___ Records provided

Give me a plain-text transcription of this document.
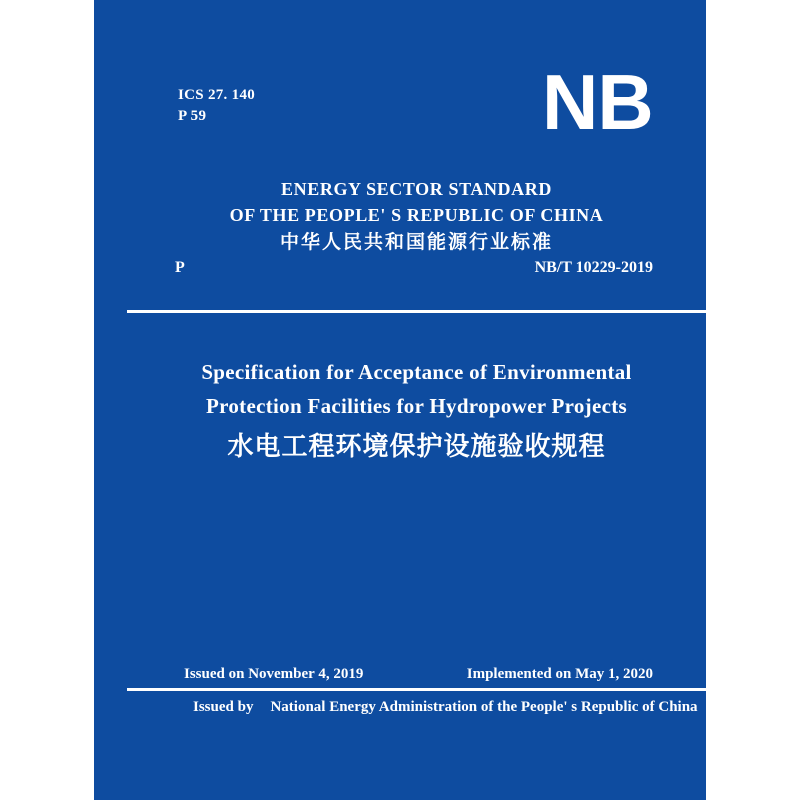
ICS 27. 140
P 59	NB
ENERGY SECTOR STANDARD
OF THE PEOPLE' S REPUBLIC OF CHINA
中华人民共和国能源行业标准
P	NB/T 10229-2019
Specification for Acceptance of Environmental
Protection Facilities for Hydropower Projects
水电工程环境保护设施验收规程
Issued on November 4, 2019	Implemented on May 1, 2020
Issued by National Energy Administration of the People' s Republic of China
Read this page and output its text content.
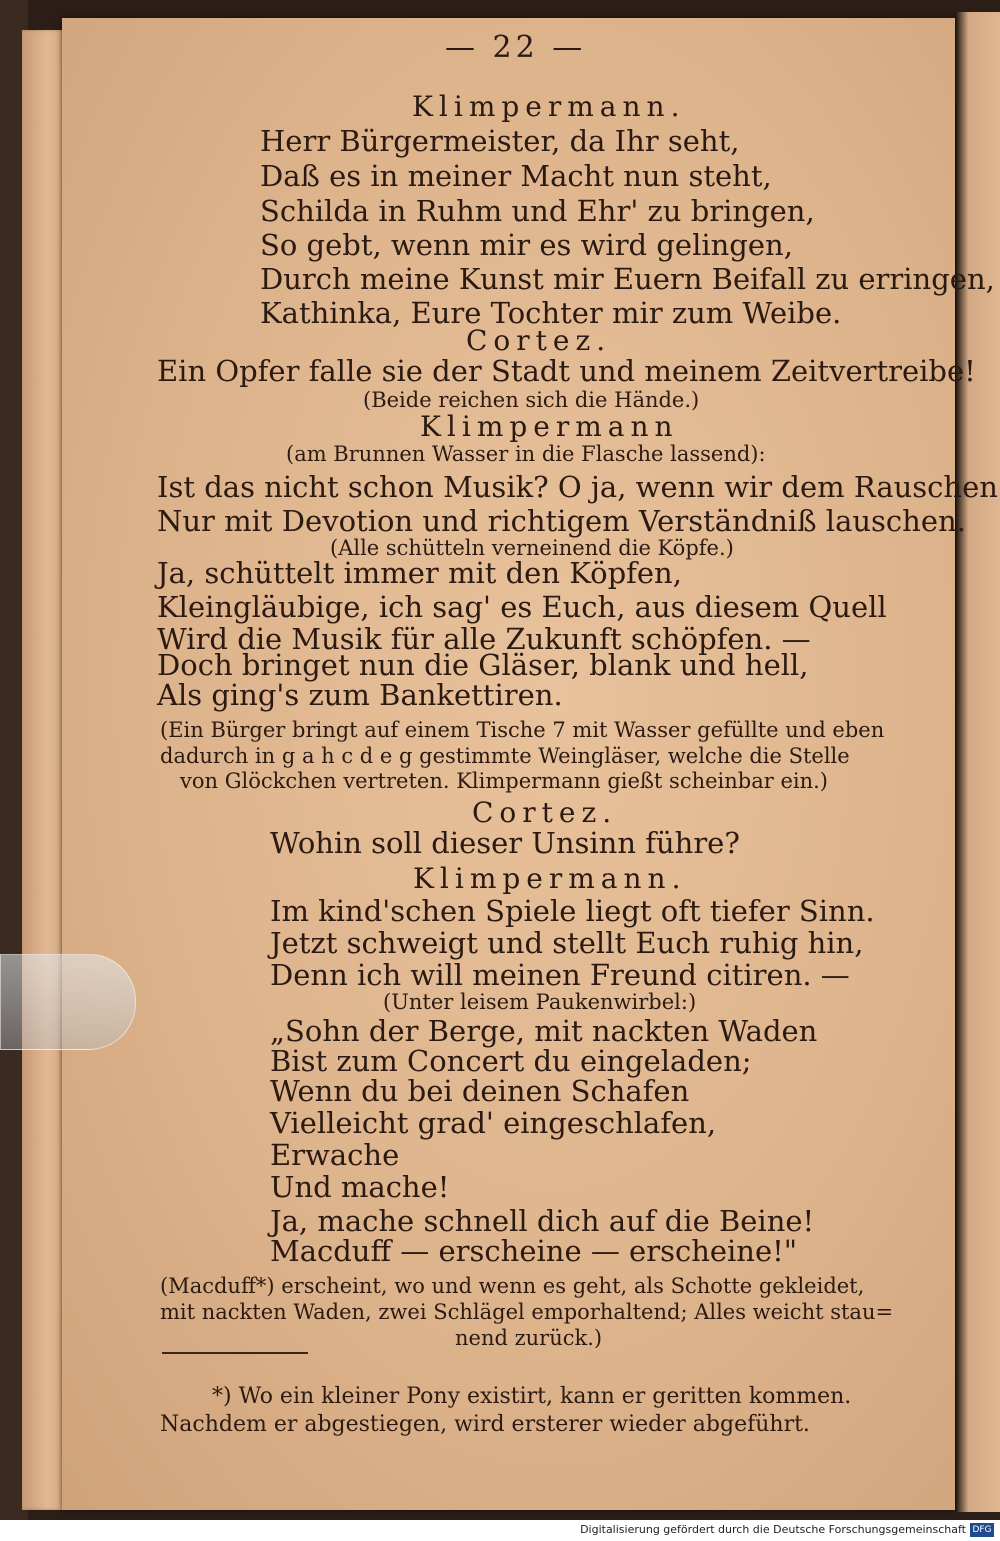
— 22 —
Klimpermann.
Herr Bürgermeister, da Ihr seht,
Daß es in meiner Macht nun steht,
Schilda in Ruhm und Ehr' zu bringen,
So gebt, wenn mir es wird gelingen,
Durch meine Kunst mir Euern Beifall zu erringen,
Kathinka, Eure Tochter mir zum Weibe.
Cortez.
Ein Opfer falle sie der Stadt und meinem Zeitvertreibe!
(Beide reichen sich die Hände.)
Klimpermann
(am Brunnen Wasser in die Flasche lassend):
Ist das nicht schon Musik? O ja, wenn wir dem Rauschen
Nur mit Devotion und richtigem Verständniß lauschen.
(Alle schütteln verneinend die Köpfe.)
Ja, schüttelt immer mit den Köpfen,
Kleingläubige, ich sag' es Euch, aus diesem Quell
Wird die Musik für alle Zukunft schöpfen. —
Doch bringet nun die Gläser, blank und hell,
Als ging's zum Bankettiren.
(Ein Bürger bringt auf einem Tische 7 mit Wasser gefüllte und eben
dadurch in g a h c d e g gestimmte Weingläser, welche die Stelle
von Glöckchen vertreten. Klimpermann gießt scheinbar ein.)
Cortez.
Wohin soll dieser Unsinn führe?
Klimpermann.
Im kind'schen Spiele liegt oft tiefer Sinn.
Jetzt schweigt und stellt Euch ruhig hin,
Denn ich will meinen Freund citiren. —
(Unter leisem Paukenwirbel:)
„Sohn der Berge, mit nackten Waden
Bist zum Concert du eingeladen;
Wenn du bei deinen Schafen
Vielleicht grad' eingeschlafen,
Erwache
Und mache!
Ja, mache schnell dich auf die Beine!
Macduff — erscheine — erscheine!"
(Macduff*) erscheint, wo und wenn es geht, als Schotte gekleidet,
mit nackten Waden, zwei Schlägel emporhaltend; Alles weicht stau=
nend zurück.)
*) Wo ein kleiner Pony existirt, kann er geritten kommen.
Nachdem er abgestiegen, wird ersterer wieder abgeführt.
Digitalisierung gefördert durch die Deutsche Forschungsgemeinschaft DFG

______

▶ **What to do**: Which lines hold the word "Issued"? Return all of them from the records above.

▶ **Result of this task**:
Issued on November 4, 2019	Implemented on May 1, 2020
Issued by National Energy Administration of the People' s Republic of China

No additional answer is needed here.